### [INFORMATION PROVIDED]
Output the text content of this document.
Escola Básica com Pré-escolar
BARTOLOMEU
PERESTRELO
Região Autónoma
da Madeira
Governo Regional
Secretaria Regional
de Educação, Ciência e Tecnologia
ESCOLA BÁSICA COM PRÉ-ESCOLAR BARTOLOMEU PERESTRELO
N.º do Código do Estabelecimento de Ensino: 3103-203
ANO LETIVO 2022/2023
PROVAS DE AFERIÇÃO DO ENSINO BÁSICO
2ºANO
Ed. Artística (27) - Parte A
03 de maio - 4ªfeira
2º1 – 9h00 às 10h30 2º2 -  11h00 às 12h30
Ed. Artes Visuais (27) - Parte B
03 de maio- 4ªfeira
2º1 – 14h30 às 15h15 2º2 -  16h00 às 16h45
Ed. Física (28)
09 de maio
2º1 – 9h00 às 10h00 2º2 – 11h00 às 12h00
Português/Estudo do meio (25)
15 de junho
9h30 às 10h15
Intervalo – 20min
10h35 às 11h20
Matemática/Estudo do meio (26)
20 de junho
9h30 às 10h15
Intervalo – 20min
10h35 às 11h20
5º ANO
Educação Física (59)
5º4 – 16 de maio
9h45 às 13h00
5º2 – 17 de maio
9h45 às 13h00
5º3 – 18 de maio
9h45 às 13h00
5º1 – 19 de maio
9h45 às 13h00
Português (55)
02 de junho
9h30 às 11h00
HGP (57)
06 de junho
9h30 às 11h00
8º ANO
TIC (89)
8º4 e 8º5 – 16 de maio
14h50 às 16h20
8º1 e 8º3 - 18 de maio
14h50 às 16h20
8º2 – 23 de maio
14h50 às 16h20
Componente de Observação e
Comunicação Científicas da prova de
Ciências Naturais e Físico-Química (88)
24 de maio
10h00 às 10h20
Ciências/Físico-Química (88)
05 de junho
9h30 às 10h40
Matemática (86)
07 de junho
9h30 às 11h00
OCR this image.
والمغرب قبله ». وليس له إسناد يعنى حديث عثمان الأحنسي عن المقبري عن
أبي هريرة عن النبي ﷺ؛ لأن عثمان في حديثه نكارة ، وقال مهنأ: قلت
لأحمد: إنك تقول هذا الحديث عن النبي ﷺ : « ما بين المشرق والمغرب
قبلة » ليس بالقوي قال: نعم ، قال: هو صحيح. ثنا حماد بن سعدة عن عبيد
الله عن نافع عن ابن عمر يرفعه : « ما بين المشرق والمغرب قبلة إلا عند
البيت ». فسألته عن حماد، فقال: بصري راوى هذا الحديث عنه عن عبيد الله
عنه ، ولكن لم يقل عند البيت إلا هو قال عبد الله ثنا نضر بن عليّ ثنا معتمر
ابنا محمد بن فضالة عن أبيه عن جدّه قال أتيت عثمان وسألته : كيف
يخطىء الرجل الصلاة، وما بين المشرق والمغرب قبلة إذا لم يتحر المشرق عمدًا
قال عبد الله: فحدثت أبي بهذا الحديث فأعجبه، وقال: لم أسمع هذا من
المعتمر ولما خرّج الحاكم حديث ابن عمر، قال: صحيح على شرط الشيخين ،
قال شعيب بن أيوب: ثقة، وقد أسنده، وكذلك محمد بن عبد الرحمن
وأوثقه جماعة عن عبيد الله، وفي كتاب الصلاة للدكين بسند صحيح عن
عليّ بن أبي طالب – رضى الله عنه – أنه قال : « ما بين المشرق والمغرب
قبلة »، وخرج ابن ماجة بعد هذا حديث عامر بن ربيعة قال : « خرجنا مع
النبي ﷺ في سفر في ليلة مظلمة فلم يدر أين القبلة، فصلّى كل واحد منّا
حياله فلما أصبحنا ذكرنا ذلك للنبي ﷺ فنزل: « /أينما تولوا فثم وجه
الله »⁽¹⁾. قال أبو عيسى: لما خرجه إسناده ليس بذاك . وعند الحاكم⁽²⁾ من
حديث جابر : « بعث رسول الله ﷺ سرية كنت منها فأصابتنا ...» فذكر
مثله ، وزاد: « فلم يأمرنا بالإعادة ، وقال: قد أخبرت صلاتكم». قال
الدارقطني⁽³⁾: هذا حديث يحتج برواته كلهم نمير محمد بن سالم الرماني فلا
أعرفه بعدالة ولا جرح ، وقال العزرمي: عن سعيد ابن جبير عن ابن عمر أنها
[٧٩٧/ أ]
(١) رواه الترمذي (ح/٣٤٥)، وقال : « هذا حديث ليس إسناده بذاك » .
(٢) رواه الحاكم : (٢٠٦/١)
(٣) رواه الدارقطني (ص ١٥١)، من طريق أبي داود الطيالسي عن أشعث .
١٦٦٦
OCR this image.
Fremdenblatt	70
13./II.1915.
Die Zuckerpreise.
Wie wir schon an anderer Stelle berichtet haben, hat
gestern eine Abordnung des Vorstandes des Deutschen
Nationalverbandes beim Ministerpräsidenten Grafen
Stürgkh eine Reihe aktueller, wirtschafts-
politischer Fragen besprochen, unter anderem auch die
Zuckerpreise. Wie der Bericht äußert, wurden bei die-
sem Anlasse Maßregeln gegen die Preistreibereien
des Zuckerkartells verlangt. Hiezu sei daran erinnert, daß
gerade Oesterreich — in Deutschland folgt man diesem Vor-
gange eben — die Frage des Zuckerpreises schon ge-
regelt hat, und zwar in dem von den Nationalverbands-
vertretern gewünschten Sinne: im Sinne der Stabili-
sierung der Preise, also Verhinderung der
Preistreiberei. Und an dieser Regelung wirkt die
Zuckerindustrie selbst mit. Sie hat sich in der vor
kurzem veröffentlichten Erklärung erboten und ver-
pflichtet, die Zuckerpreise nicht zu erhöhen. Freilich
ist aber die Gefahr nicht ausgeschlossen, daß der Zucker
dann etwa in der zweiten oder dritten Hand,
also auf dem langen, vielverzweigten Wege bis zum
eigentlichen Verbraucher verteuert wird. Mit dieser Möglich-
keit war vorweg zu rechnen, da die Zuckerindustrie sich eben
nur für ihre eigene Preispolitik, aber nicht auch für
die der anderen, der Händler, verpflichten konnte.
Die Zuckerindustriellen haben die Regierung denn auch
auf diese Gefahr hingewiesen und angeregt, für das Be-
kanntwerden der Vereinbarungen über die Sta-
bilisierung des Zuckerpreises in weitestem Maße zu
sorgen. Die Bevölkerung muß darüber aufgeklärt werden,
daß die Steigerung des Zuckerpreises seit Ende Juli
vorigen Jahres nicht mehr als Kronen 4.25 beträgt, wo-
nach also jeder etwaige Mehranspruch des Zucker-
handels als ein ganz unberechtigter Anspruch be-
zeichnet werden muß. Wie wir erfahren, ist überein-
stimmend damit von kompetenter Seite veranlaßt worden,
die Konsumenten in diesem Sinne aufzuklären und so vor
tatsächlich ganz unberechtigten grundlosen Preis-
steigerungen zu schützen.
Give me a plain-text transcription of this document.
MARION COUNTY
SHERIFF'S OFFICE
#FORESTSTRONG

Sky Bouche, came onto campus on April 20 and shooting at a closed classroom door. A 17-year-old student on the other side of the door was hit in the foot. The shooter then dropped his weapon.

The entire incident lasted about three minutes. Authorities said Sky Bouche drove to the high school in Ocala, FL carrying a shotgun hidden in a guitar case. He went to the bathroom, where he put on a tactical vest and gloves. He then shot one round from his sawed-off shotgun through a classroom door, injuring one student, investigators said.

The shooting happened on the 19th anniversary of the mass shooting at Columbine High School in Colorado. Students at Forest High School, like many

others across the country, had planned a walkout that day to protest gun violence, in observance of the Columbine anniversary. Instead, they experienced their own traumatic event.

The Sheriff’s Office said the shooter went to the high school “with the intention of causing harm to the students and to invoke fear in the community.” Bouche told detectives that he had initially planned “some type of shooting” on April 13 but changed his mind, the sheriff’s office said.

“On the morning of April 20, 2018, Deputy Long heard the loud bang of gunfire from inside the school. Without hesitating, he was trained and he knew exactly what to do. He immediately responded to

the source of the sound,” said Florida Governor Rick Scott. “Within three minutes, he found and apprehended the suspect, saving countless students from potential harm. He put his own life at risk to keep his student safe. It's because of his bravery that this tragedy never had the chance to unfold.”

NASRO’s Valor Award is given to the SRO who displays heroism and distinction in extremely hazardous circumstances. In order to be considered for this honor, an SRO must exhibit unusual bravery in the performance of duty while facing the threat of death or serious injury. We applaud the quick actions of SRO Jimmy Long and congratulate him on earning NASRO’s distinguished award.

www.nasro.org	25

### [TASK REQUIREMENTS]
Look through the listing and extract every line with "صحيح" in it.

### [EXERCISE SOLUTION]
قبلة » ليس بالقوي قال: نعم ، قال: هو صحيح. ثنا حماد بن سعدة عن عبيد
المعتمر ولما خرّج الحاكم حديث ابن عمر، قال: صحيح على شرط الشيخين ،
وأوثقه جماعة عن عبيد الله، وفي كتاب الصلاة للدكين بسند صحيح عن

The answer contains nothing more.